## Dataset extract
- - -

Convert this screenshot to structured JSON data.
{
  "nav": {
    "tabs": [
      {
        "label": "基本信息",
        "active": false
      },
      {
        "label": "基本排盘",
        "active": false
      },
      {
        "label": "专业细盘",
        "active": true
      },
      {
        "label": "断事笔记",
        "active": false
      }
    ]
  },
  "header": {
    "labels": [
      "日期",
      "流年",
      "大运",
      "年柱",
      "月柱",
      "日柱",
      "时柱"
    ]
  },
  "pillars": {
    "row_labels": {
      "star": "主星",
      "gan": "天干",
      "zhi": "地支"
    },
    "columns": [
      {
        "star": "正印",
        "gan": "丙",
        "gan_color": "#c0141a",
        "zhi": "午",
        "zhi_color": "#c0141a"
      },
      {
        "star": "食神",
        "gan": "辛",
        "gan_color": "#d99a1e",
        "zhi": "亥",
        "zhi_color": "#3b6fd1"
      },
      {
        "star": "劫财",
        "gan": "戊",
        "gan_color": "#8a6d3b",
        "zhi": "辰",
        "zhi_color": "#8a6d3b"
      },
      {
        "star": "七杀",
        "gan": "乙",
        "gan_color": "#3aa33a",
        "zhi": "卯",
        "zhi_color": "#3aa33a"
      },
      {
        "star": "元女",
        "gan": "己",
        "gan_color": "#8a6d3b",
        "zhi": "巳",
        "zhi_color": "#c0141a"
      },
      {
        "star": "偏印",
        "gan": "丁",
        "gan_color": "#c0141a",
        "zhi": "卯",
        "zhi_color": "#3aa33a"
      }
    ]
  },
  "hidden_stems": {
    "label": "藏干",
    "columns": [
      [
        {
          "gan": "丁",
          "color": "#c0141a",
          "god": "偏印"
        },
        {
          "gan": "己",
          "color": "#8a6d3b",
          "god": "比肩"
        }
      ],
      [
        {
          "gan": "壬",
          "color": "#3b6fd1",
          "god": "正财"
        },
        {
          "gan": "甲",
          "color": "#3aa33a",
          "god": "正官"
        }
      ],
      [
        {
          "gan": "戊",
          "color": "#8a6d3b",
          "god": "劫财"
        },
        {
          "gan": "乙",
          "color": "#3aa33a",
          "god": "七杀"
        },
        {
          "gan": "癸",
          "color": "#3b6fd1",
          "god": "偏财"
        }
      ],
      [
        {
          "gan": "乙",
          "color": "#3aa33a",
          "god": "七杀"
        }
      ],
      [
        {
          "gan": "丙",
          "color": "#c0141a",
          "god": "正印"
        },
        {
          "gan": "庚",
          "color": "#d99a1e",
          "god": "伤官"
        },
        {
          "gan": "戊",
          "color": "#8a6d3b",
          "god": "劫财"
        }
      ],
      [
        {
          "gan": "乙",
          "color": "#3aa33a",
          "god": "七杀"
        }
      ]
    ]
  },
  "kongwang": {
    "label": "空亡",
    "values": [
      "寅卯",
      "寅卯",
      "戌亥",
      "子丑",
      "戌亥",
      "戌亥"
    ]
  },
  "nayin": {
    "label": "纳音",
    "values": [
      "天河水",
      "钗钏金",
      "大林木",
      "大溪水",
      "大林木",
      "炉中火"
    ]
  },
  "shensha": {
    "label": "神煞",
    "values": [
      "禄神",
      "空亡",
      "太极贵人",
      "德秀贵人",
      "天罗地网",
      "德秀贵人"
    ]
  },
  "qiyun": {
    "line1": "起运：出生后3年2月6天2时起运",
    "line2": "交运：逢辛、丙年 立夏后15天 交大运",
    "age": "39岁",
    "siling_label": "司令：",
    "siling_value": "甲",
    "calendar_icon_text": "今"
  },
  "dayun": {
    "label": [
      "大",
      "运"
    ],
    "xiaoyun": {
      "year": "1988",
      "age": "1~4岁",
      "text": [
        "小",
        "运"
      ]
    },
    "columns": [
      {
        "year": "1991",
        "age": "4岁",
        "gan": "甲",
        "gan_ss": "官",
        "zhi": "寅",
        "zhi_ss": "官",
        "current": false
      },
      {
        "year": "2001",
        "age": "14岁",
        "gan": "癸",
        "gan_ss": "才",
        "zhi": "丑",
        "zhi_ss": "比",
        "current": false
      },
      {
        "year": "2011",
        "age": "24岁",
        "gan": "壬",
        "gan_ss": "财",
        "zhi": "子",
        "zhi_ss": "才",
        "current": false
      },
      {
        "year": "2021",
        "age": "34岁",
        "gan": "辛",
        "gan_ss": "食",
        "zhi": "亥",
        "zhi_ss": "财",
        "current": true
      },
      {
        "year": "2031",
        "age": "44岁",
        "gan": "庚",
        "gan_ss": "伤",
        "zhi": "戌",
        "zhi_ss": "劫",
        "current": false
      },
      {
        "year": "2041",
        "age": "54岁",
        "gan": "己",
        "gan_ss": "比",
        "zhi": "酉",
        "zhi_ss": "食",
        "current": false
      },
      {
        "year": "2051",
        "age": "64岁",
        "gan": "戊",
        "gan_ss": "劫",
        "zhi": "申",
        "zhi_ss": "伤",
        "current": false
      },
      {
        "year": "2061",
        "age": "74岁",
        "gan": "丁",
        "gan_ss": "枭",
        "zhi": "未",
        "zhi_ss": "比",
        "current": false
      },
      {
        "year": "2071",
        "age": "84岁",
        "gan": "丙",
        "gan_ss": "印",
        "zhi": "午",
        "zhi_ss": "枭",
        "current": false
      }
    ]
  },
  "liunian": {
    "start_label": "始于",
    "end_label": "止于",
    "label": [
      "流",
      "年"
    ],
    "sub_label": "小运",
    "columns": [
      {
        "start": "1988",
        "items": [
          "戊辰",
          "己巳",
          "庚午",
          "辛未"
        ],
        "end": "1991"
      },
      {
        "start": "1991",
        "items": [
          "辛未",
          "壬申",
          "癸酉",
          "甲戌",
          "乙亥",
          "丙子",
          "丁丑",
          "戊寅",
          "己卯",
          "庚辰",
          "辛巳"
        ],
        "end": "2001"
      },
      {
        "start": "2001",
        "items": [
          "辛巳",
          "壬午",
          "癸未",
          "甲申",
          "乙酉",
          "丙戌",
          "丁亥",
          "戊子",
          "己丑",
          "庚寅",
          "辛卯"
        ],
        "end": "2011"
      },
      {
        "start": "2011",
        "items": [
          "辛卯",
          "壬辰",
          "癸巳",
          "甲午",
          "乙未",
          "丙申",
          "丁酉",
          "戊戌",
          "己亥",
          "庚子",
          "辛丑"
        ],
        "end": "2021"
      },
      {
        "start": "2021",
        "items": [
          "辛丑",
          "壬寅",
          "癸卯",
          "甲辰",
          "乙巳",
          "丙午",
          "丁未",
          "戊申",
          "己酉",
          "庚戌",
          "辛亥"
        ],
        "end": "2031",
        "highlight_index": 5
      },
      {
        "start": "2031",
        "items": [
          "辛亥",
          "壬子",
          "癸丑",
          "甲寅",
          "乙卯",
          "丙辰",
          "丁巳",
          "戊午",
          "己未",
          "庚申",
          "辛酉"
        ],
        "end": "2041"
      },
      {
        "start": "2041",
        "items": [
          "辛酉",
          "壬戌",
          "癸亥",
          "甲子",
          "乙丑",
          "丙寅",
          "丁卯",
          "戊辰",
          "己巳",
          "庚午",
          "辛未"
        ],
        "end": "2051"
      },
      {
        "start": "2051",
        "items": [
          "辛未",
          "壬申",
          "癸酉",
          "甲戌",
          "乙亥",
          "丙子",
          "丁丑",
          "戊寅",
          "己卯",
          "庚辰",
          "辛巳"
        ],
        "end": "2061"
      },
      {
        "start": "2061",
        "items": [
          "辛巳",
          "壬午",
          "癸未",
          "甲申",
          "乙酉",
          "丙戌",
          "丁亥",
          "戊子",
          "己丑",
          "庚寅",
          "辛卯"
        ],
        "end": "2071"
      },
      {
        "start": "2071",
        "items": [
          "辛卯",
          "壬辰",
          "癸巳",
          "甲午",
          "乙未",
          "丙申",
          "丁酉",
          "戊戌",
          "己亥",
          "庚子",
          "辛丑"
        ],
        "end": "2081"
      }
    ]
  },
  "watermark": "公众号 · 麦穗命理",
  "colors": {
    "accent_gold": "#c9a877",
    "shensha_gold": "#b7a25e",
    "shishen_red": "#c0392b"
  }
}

- - -

## Written request
Find the lines above that contain the word "year" and collect them.

## Finished exercise
      "year": "1988",
        "year": "1991",
        "year": "2001",
        "year": "2011",
        "year": "2021",
        "year": "2031",
        "year": "2041",
        "year": "2051",
        "year": "2061",
        "year": "2071",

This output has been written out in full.